### Request:
What is the number of lines in the entries below that include the word "text"? Provide the number only.

>> Begin Records for the task

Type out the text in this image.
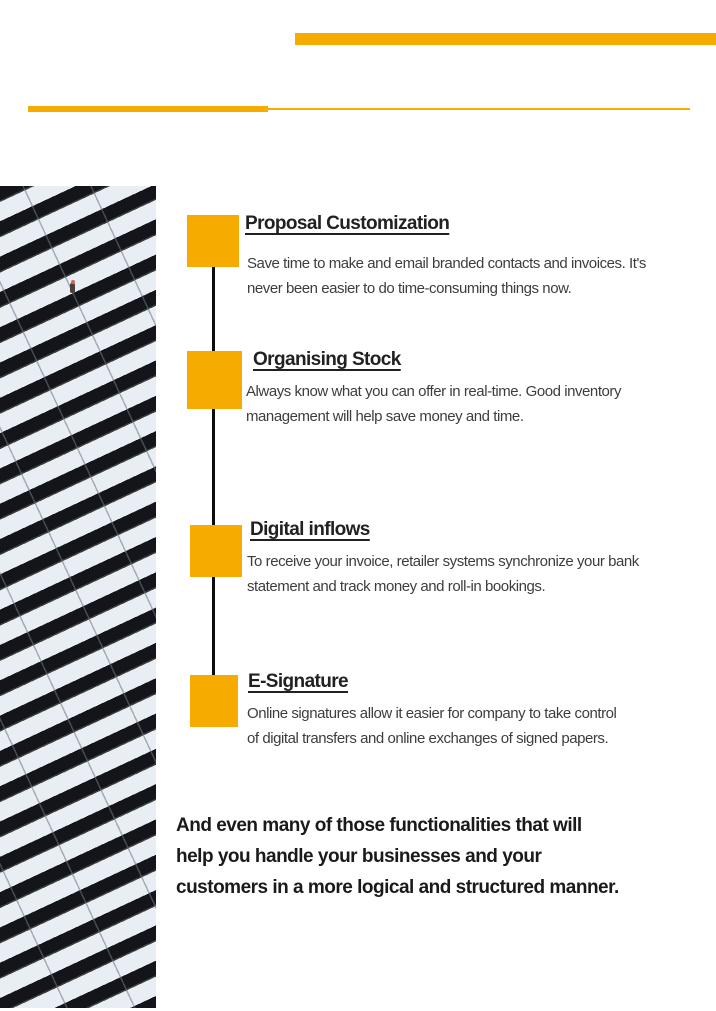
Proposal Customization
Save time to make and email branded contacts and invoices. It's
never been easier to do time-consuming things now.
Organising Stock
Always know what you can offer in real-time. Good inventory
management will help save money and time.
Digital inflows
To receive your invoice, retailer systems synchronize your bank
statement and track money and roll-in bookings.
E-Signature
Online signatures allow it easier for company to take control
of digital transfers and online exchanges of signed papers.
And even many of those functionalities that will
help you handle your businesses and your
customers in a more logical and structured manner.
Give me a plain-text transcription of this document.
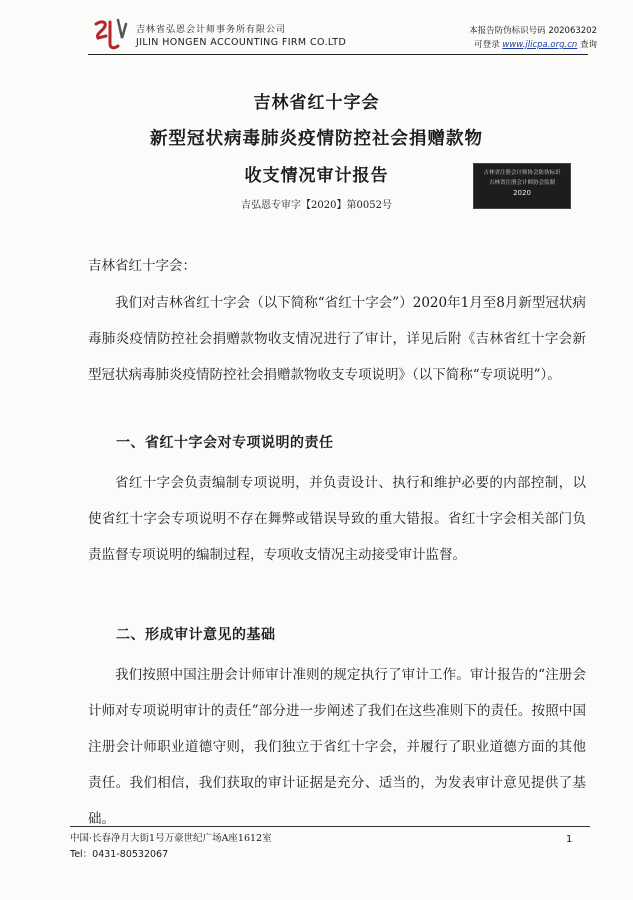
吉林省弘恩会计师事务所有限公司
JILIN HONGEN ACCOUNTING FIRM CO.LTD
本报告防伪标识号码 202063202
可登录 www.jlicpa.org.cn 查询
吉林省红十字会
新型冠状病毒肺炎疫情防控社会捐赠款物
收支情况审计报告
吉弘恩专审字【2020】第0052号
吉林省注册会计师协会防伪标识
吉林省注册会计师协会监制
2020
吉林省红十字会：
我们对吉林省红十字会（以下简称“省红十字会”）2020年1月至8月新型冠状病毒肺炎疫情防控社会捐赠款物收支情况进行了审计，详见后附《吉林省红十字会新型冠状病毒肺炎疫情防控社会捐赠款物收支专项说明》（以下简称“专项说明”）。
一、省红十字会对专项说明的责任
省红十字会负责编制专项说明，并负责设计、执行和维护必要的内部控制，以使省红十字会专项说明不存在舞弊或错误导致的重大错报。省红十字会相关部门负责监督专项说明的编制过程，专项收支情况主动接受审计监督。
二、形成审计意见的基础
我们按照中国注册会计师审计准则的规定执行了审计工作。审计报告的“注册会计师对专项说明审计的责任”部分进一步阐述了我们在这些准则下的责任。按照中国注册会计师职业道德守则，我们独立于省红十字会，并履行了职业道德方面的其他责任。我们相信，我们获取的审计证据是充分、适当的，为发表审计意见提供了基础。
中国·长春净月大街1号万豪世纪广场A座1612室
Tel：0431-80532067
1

>> End Records for the task
>> Begin Records for the task

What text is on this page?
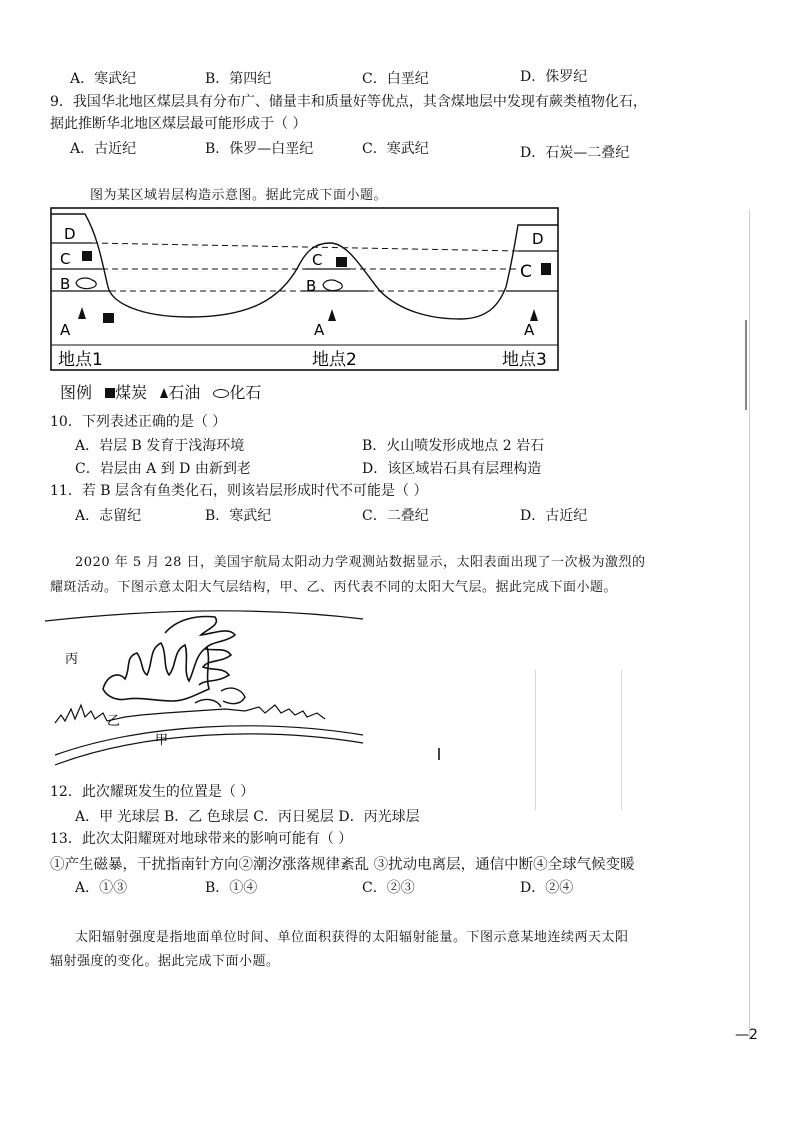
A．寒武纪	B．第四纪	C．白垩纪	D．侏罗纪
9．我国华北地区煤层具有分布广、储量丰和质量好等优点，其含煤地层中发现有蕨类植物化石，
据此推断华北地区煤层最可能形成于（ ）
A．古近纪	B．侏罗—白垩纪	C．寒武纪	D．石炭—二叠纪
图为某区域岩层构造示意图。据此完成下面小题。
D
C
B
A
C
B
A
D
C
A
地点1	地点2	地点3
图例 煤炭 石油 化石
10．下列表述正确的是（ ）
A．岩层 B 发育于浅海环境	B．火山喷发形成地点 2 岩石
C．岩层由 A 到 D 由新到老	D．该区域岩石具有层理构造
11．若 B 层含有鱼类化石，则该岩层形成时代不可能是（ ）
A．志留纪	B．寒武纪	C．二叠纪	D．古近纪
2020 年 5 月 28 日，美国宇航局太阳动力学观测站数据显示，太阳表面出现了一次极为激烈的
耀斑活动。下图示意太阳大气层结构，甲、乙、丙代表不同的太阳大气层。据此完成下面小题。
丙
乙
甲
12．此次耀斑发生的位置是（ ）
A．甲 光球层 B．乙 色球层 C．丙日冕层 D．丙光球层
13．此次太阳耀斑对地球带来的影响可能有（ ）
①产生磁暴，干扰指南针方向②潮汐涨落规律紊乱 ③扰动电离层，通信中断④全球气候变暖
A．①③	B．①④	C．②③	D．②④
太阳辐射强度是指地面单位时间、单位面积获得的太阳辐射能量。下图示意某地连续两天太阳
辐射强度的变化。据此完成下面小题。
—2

>> End Records for the task

### Response for this exercise:
3